▶ [Directions for this task] Copy each line holding the string "Experimental".

□ □ □ □

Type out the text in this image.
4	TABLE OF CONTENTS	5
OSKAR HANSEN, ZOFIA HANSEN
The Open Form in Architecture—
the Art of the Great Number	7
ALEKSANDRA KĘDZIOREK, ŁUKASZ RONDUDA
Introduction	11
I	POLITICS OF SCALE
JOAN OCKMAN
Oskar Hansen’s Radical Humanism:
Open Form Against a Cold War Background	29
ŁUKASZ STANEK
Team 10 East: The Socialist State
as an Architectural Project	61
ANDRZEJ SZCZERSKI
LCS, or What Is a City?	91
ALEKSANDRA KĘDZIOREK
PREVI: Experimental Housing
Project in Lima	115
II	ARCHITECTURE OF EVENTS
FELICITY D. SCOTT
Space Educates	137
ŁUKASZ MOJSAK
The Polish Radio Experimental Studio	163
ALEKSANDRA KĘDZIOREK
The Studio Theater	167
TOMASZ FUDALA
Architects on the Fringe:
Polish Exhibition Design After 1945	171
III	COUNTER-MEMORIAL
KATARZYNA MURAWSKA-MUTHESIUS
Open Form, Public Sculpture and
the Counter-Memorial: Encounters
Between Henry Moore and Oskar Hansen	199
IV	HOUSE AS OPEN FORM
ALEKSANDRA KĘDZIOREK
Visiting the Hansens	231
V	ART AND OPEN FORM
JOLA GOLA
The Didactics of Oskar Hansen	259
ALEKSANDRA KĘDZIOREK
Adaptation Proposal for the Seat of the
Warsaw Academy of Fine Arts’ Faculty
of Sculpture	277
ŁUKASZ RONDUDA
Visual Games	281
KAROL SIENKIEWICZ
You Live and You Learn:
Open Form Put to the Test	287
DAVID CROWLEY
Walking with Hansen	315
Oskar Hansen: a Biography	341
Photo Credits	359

□ □ □ □

▶ [Complete output]
PREVI: Experimental Housing
The Polish Radio Experimental Studio	163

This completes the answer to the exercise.